Problem requirements
Reproduce all of the data word for word.
-- Begin Extracted material --
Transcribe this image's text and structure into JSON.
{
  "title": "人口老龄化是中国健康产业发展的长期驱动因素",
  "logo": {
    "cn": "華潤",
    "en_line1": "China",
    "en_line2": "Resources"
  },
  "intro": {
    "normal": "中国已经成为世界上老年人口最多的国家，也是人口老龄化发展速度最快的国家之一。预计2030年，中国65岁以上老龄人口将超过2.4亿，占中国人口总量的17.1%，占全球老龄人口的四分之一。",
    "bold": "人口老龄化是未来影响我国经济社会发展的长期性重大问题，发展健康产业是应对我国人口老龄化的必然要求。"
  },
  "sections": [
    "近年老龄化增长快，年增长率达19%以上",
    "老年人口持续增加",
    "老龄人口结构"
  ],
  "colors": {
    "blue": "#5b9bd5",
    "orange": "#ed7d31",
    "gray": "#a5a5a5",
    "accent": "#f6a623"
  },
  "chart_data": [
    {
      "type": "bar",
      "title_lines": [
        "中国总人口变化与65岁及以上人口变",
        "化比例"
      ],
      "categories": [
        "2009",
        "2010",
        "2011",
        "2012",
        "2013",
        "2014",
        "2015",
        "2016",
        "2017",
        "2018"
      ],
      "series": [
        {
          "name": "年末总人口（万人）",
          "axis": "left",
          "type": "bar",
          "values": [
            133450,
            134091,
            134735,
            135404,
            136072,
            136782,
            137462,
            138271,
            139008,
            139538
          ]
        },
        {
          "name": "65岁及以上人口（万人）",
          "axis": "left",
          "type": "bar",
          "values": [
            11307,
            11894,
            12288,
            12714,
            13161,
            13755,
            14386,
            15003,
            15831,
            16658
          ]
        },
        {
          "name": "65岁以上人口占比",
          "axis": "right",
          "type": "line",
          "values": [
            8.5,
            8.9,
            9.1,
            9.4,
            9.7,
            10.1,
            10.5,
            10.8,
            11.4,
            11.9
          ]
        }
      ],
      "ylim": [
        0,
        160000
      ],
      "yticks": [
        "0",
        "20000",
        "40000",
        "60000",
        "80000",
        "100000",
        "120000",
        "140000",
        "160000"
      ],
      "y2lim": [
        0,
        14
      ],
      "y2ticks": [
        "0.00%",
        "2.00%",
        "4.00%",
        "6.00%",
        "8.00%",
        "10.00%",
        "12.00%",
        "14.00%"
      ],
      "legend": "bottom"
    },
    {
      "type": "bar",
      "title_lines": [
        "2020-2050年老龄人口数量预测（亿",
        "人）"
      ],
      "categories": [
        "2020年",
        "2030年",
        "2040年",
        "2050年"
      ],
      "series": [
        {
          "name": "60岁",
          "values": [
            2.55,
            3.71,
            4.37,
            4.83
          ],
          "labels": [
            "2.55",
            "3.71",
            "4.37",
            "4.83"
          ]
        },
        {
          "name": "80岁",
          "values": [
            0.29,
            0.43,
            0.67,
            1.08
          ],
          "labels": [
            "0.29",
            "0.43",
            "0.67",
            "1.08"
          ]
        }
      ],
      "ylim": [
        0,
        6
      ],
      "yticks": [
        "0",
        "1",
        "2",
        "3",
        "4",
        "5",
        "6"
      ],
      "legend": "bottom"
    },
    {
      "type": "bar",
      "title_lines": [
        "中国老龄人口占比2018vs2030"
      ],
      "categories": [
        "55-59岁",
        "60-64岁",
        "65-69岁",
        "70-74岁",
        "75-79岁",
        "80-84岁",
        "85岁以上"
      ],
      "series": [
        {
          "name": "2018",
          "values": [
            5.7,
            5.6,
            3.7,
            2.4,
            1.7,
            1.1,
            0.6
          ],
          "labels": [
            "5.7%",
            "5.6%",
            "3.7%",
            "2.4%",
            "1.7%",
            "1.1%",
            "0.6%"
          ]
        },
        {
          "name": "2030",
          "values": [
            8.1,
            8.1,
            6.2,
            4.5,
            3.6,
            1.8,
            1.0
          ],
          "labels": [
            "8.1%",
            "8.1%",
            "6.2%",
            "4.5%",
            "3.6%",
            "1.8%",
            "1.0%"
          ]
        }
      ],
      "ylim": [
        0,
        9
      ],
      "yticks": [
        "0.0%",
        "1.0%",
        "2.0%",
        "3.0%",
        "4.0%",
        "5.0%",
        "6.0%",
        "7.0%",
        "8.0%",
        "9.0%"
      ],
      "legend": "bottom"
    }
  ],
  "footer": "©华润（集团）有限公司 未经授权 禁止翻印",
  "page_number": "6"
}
-- End Extracted material --
Result
Transcribe this image's text and structure into JSON.
{
  "title": "人口老龄化是中国健康产业发展的长期驱动因素",
  "logo": {
    "cn": "華潤",
    "en_line1": "China",
    "en_line2": "Resources"
  },
  "intro": {
    "normal": "中国已经成为世界上老年人口最多的国家，也是人口老龄化发展速度最快的国家之一。预计2030年，中国65岁以上老龄人口将超过2.4亿，占中国人口总量的17.1%，占全球老龄人口的四分之一。",
    "bold": "人口老龄化是未来影响我国经济社会发展的长期性重大问题，发展健康产业是应对我国人口老龄化的必然要求。"
  },
  "sections": [
    "近年老龄化增长快，年增长率达19%以上",
    "老年人口持续增加",
    "老龄人口结构"
  ],
  "colors": {
    "blue": "#5b9bd5",
    "orange": "#ed7d31",
    "gray": "#a5a5a5",
    "accent": "#f6a623"
  },
  "chart_data": [
    {
      "type": "bar",
      "title_lines": [
        "中国总人口变化与65岁及以上人口变",
        "化比例"
      ],
      "categories": [
        "2009",
        "2010",
        "2011",
        "2012",
        "2013",
        "2014",
        "2015",
        "2016",
        "2017",
        "2018"
      ],
      "series": [
        {
          "name": "年末总人口（万人）",
          "axis": "left",
          "type": "bar",
          "values": [
            133450,
            134091,
            134735,
            135404,
            136072,
            136782,
            137462,
            138271,
            139008,
            139538
          ]
        },
        {
          "name": "65岁及以上人口（万人）",
          "axis": "left",
          "type": "bar",
          "values": [
            11307,
            11894,
            12288,
            12714,
            13161,
            13755,
            14386,
            15003,
            15831,
            16658
          ]
        },
        {
          "name": "65岁以上人口占比",
          "axis": "right",
          "type": "line",
          "values": [
            8.5,
            8.9,
            9.1,
            9.4,
            9.7,
            10.1,
            10.5,
            10.8,
            11.4,
            11.9
          ]
        }
      ],
      "ylim": [
        0,
        160000
      ],
      "yticks": [
        "0",
        "20000",
        "40000",
        "60000",
        "80000",
        "100000",
        "120000",
        "140000",
        "160000"
      ],
      "y2lim": [
        0,
        14
      ],
      "y2ticks": [
        "0.00%",
        "2.00%",
        "4.00%",
        "6.00%",
        "8.00%",
        "10.00%",
        "12.00%",
        "14.00%"
      ],
      "legend": "bottom"
    },
    {
      "type": "bar",
      "title_lines": [
        "2020-2050年老龄人口数量预测（亿",
        "人）"
      ],
      "categories": [
        "2020年",
        "2030年",
        "2040年",
        "2050年"
      ],
      "series": [
        {
          "name": "60岁",
          "values": [
            2.55,
            3.71,
            4.37,
            4.83
          ],
          "labels": [
            "2.55",
            "3.71",
            "4.37",
            "4.83"
          ]
        },
        {
          "name": "80岁",
          "values": [
            0.29,
            0.43,
            0.67,
            1.08
          ],
          "labels": [
            "0.29",
            "0.43",
            "0.67",
            "1.08"
          ]
        }
      ],
      "ylim": [
        0,
        6
      ],
      "yticks": [
        "0",
        "1",
        "2",
        "3",
        "4",
        "5",
        "6"
      ],
      "legend": "bottom"
    },
    {
      "type": "bar",
      "title_lines": [
        "中国老龄人口占比2018vs2030"
      ],
      "categories": [
        "55-59岁",
        "60-64岁",
        "65-69岁",
        "70-74岁",
        "75-79岁",
        "80-84岁",
        "85岁以上"
      ],
      "series": [
        {
          "name": "2018",
          "values": [
            5.7,
            5.6,
            3.7,
            2.4,
            1.7,
            1.1,
            0.6
          ],
          "labels": [
            "5.7%",
            "5.6%",
            "3.7%",
            "2.4%",
            "1.7%",
            "1.1%",
            "0.6%"
          ]
        },
        {
          "name": "2030",
          "values": [
            8.1,
            8.1,
            6.2,
            4.5,
            3.6,
            1.8,
            1.0
          ],
          "labels": [
            "8.1%",
            "8.1%",
            "6.2%",
            "4.5%",
            "3.6%",
            "1.8%",
            "1.0%"
          ]
        }
      ],
      "ylim": [
        0,
        9
      ],
      "yticks": [
        "0.0%",
        "1.0%",
        "2.0%",
        "3.0%",
        "4.0%",
        "5.0%",
        "6.0%",
        "7.0%",
        "8.0%",
        "9.0%"
      ],
      "legend": "bottom"
    }
  ],
  "footer": "©华润（集团）有限公司 未经授权 禁止翻印",
  "page_number": "6"
}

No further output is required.